-- Start Text extract --

My saw looks way older :wheelchair: than that. Mine definitely does not have any tilt lock. Just two wheels. Guess I should look up the model number, for my own edification if nothing else.

What kind of dry lube do you guys recommend for the screw shafts and the tilt ways?


----------



## Maylar (Sep 3, 2013)

ericw said:


> Thanks for the replies. As you can see in photo one, there's no model or serial number (perhaps it wore off?). That being said, I'm pretty sure it's something like a 113.298722 or 113.298762 - I downloaded a manual online and the drawings look right to me.
> 
> I've loosened the tilt lock (at least I think that's what it is), and it's quite loose, but no luck. I neglected to mention before that right after I got it I was able to tilt it, but I'm not able to now, and I don't know why. *Another strange thing is if I lift the blade up too high, and turn the saw on, the blade doesn't actually spin*.
> 
> ...


Something's wrong. Take the saw apart and inspect / clean / lube it. Remove the blade and fence rails then take the table off the stand and turn it upside down on a workbench. Familiarize yourself with how the mechanisms work. You will want to loosen the trunion cradle and set the blade parallel to the mitre slots. Go through the entire factory setup procedure.

-- End Text extract --

_Problems to work on_.
1 - Rewrite the stretch of the table saw thread from "## Maylar (Sep" through "right to me.", swapping "manual" for "guide".
2 - Put this sentence from the table saw thread into Spanish: "Familiarize yourself with how the mechanisms work."
3 - Extend the table saw thread with a few more sentences, picking up after its final sentence.

-- Start Supplied entries --

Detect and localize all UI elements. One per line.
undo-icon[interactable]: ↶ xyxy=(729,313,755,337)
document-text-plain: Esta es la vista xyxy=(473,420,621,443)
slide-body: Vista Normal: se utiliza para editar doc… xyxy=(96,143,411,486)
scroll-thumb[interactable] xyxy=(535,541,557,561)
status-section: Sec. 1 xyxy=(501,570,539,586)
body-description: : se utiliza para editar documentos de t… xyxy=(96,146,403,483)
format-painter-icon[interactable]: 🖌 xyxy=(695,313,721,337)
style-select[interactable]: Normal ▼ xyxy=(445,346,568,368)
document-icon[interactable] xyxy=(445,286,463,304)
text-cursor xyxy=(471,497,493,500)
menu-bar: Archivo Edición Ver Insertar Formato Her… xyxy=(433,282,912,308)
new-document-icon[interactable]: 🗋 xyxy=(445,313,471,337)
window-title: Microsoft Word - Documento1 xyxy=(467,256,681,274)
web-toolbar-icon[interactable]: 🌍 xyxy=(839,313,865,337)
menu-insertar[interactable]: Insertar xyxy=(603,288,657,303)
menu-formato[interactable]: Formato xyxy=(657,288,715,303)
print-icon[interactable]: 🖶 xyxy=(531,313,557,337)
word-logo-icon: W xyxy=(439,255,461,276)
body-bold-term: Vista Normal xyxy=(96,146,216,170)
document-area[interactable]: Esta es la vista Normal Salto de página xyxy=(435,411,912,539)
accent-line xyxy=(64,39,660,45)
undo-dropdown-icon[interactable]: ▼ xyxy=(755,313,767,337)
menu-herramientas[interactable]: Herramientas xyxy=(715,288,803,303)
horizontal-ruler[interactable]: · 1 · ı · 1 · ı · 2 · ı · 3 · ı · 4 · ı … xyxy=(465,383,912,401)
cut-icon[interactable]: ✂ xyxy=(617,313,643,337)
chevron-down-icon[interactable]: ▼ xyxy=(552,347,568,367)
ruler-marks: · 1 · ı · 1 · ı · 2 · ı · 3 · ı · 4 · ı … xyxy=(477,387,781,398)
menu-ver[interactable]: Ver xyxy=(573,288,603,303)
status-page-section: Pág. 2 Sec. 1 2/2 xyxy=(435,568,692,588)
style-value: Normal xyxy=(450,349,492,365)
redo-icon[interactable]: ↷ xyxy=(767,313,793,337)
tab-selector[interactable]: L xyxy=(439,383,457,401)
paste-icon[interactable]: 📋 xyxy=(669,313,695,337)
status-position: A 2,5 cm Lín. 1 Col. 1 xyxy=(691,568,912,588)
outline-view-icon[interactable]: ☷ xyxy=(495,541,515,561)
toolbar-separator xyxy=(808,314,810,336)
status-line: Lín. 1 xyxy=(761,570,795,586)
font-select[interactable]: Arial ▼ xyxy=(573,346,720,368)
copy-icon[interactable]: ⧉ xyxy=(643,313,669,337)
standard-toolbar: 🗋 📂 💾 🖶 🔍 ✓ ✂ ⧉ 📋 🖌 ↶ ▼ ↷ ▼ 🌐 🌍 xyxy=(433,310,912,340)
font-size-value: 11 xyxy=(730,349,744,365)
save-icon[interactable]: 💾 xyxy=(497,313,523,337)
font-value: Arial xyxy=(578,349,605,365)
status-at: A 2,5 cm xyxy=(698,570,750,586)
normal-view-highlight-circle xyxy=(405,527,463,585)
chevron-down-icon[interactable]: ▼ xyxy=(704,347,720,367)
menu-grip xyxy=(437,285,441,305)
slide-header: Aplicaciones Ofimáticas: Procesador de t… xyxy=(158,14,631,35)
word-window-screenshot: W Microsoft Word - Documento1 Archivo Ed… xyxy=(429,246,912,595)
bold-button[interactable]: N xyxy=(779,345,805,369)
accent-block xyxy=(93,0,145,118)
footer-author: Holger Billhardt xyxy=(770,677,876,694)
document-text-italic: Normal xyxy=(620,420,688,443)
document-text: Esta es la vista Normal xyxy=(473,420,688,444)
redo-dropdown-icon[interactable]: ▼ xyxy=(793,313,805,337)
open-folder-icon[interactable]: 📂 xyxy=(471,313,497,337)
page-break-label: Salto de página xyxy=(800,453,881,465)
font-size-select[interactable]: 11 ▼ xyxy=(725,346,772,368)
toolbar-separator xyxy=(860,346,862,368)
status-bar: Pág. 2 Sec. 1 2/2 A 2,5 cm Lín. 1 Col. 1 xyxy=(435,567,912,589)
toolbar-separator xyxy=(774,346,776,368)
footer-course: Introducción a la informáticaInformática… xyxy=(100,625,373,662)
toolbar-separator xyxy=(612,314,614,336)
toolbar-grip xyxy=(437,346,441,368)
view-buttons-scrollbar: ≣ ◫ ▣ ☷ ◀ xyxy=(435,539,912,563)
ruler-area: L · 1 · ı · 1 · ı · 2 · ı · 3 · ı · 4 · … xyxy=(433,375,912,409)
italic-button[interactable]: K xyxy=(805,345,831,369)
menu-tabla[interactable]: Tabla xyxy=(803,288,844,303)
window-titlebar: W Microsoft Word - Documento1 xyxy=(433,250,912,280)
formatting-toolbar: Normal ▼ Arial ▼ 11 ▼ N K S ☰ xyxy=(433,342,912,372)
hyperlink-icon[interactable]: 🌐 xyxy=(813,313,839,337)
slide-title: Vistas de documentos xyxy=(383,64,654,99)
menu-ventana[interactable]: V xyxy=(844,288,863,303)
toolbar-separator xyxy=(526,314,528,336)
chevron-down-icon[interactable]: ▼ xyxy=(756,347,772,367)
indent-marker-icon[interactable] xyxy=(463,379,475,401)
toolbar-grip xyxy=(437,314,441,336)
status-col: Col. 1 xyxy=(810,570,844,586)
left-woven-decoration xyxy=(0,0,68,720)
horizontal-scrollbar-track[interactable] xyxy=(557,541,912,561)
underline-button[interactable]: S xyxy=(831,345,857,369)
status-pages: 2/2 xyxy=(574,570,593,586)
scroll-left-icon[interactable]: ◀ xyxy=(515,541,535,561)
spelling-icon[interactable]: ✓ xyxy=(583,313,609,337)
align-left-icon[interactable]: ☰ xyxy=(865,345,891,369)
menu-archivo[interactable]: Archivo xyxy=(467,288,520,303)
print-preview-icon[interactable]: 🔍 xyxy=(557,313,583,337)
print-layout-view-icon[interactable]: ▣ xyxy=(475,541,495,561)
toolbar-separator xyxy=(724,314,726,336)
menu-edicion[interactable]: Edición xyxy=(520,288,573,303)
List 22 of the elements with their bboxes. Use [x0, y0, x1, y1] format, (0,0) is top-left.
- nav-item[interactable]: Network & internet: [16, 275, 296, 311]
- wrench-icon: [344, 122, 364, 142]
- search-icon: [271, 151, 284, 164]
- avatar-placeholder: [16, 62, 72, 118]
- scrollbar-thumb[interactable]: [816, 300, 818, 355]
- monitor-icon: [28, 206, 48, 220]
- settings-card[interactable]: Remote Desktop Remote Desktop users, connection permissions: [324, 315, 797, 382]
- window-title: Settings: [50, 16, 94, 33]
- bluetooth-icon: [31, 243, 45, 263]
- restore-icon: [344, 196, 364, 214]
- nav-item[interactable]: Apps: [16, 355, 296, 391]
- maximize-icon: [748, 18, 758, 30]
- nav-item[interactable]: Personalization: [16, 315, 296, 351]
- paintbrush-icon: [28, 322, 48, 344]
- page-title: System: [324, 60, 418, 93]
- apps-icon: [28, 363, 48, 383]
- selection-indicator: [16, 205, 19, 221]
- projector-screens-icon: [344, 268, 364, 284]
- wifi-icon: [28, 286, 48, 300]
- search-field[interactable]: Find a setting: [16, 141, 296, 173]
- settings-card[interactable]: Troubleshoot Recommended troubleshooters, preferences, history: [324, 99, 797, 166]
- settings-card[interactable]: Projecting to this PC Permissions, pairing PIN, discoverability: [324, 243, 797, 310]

-- End Supplied entries --

_Answers to each task_.
1 -
## Maylar (Sep 3, 2013)

ericw said:


> Thanks for the replies. As you can see in photo one, there's no model or serial number (perhaps it wore off?). That being said, I'm pretty sure it's something like a 113.298722 or 113.298762 - I downloaded a guide online and the drawings look right to me.

2 - Familiarícese con el funcionamiento de los mecanismos.

3 -
Dry lube in a spray can can be found at any hardware store. 

FWIW, I don't ever tilt the blade on my Craftsman saw, as the mechanism is sloppy and changes when I tighten the lock. It's a real PITA to get it back to 90*.


----------



## toolguy1000 (Oct 4, 2012)

ericw said:


> Also, does anyone know a good way to get at those internals?


remove the fence rails and extension wings. flip the saw onto the table top and you'll see how incredibly simple the elevation and bevel mechanisms are. your issue, i'll wager, is probably something simple. i have two similar saw (both with the same bevel lock yours has) and they work wonderfully, once they are set up properly.


----------



## ericw (Jul 2, 2010)

Maylar said:


> FWIW, I don't ever tilt the blade on my Craftsman saw, as the mechanism is sloppy and changes when I tighten the lock. It's a real PITA to get it back to 90*.


Thanks - I may have to leave the tilt alone as well, but I don't have a miter saw and so being able to make angled cuts would be rather useful.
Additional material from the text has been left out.